- _Work required_
Leave out any picture and return the remaining listing below exactly as given.
____ Records provided
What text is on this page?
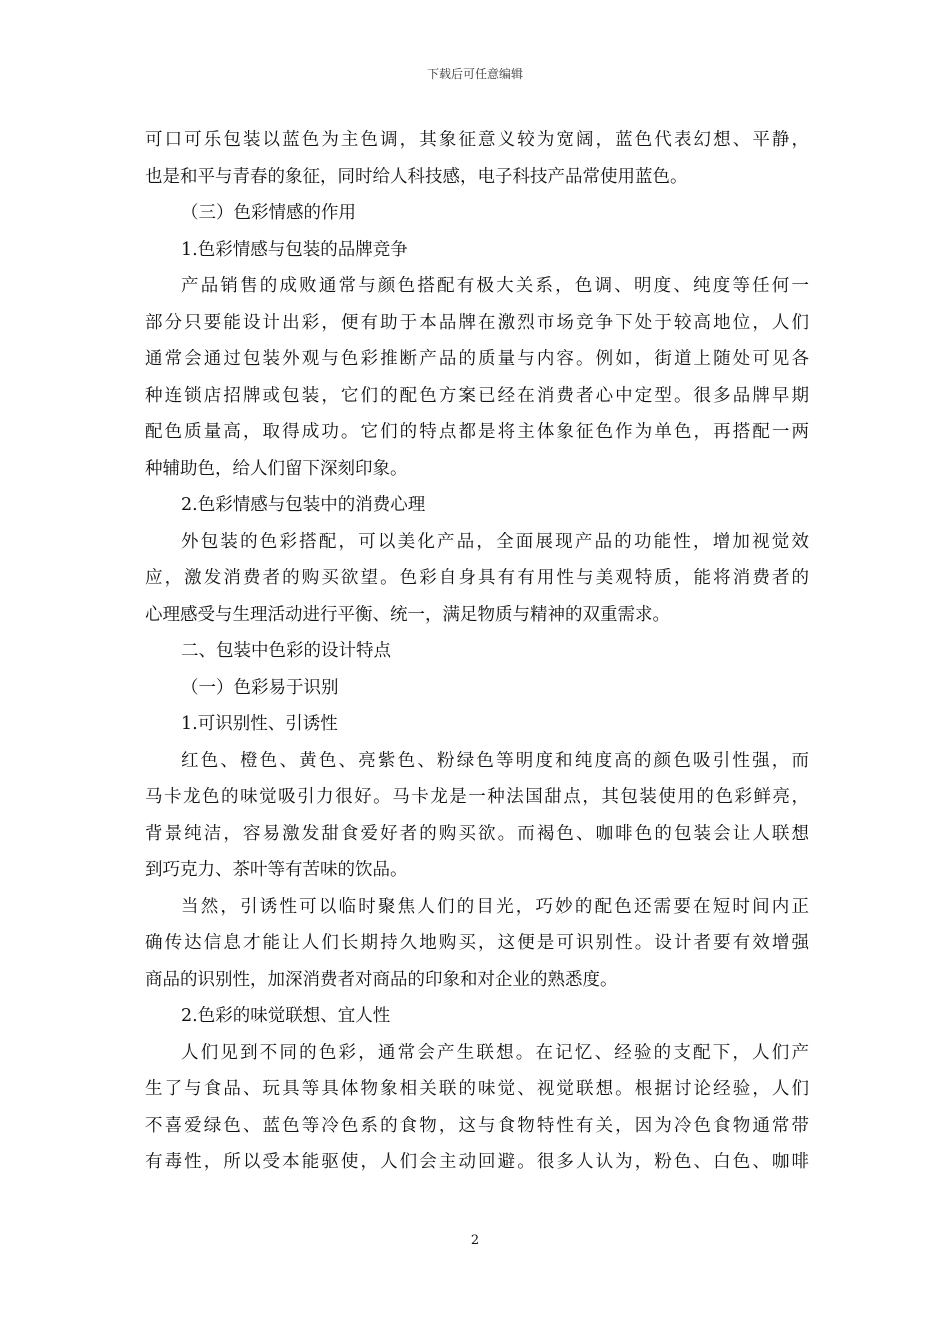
下载后可任意编辑
可口可乐包装以蓝色为主色调，其象征意义较为宽阔，蓝色代表幻想、平静，
也是和平与青春的象征，同时给人科技感，电子科技产品常使用蓝色。
（三）色彩情感的作用
1.色彩情感与包装的品牌竞争
产品销售的成败通常与颜色搭配有极大关系，色调、明度、纯度等任何一
部分只要能设计出彩，便有助于本品牌在激烈市场竞争下处于较高地位，人们
通常会通过包装外观与色彩推断产品的质量与内容。例如，街道上随处可见各
种连锁店招牌或包装，它们的配色方案已经在消费者心中定型。很多品牌早期
配色质量高，取得成功。它们的特点都是将主体象征色作为单色，再搭配一两
种辅助色，给人们留下深刻印象。
2.色彩情感与包装中的消费心理
外包装的色彩搭配，可以美化产品，全面展现产品的功能性，增加视觉效
应，激发消费者的购买欲望。色彩自身具有有用性与美观特质，能将消费者的
心理感受与生理活动进行平衡、统一，满足物质与精神的双重需求。
二、包装中色彩的设计特点
（一）色彩易于识别
1.可识别性、引诱性
红色、橙色、黄色、亮紫色、粉绿色等明度和纯度高的颜色吸引性强，而
马卡龙色的味觉吸引力很好。马卡龙是一种法国甜点，其包装使用的色彩鲜亮，
背景纯洁，容易激发甜食爱好者的购买欲。而褐色、咖啡色的包装会让人联想
到巧克力、茶叶等有苦味的饮品。
当然，引诱性可以临时聚焦人们的目光，巧妙的配色还需要在短时间内正
确传达信息才能让人们长期持久地购买，这便是可识别性。设计者要有效增强
商品的识别性，加深消费者对商品的印象和对企业的熟悉度。
2.色彩的味觉联想、宜人性
人们见到不同的色彩，通常会产生联想。在记忆、经验的支配下，人们产
生了与食品、玩具等具体物象相关联的味觉、视觉联想。根据讨论经验，人们
不喜爱绿色、蓝色等冷色系的食物，这与食物特性有关，因为冷色食物通常带
有毒性，所以受本能驱使，人们会主动回避。很多人认为，粉色、白色、咖啡
2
________
- _Exercise solution_
What text is on this page?
下载后可任意编辑
可口可乐包装以蓝色为主色调，其象征意义较为宽阔，蓝色代表幻想、平静，
也是和平与青春的象征，同时给人科技感，电子科技产品常使用蓝色。
（三）色彩情感的作用
1.色彩情感与包装的品牌竞争
产品销售的成败通常与颜色搭配有极大关系，色调、明度、纯度等任何一
部分只要能设计出彩，便有助于本品牌在激烈市场竞争下处于较高地位，人们
通常会通过包装外观与色彩推断产品的质量与内容。例如，街道上随处可见各
种连锁店招牌或包装，它们的配色方案已经在消费者心中定型。很多品牌早期
配色质量高，取得成功。它们的特点都是将主体象征色作为单色，再搭配一两
种辅助色，给人们留下深刻印象。
2.色彩情感与包装中的消费心理
外包装的色彩搭配，可以美化产品，全面展现产品的功能性，增加视觉效
应，激发消费者的购买欲望。色彩自身具有有用性与美观特质，能将消费者的
心理感受与生理活动进行平衡、统一，满足物质与精神的双重需求。
二、包装中色彩的设计特点
（一）色彩易于识别
1.可识别性、引诱性
红色、橙色、黄色、亮紫色、粉绿色等明度和纯度高的颜色吸引性强，而
马卡龙色的味觉吸引力很好。马卡龙是一种法国甜点，其包装使用的色彩鲜亮，
背景纯洁，容易激发甜食爱好者的购买欲。而褐色、咖啡色的包装会让人联想
到巧克力、茶叶等有苦味的饮品。
当然，引诱性可以临时聚焦人们的目光，巧妙的配色还需要在短时间内正
确传达信息才能让人们长期持久地购买，这便是可识别性。设计者要有效增强
商品的识别性，加深消费者对商品的印象和对企业的熟悉度。
2.色彩的味觉联想、宜人性
人们见到不同的色彩，通常会产生联想。在记忆、经验的支配下，人们产
生了与食品、玩具等具体物象相关联的味觉、视觉联想。根据讨论经验，人们
不喜爱绿色、蓝色等冷色系的食物，这与食物特性有关，因为冷色食物通常带
有毒性，所以受本能驱使，人们会主动回避。很多人认为，粉色、白色、咖啡
2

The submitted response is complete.